Dataset items:
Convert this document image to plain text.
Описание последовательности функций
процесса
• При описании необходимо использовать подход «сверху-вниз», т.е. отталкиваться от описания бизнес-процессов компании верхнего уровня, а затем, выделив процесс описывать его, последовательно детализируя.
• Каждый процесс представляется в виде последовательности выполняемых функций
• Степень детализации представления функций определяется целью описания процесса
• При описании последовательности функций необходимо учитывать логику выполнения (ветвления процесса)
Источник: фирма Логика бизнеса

Work to complete
Give the entries once more, exactly as they appear.

Exercise solution
Convert this document image to plain text.
Описание последовательности функций
процесса
• При описании необходимо использовать подход «сверху-вниз», т.е. отталкиваться от описания бизнес-процессов компании верхнего уровня, а затем, выделив процесс описывать его, последовательно детализируя.
• Каждый процесс представляется в виде последовательности выполняемых функций
• Степень детализации представления функций определяется целью описания процесса
• При описании последовательности функций необходимо учитывать логику выполнения (ветвления процесса)
Источник: фирма Логика бизнеса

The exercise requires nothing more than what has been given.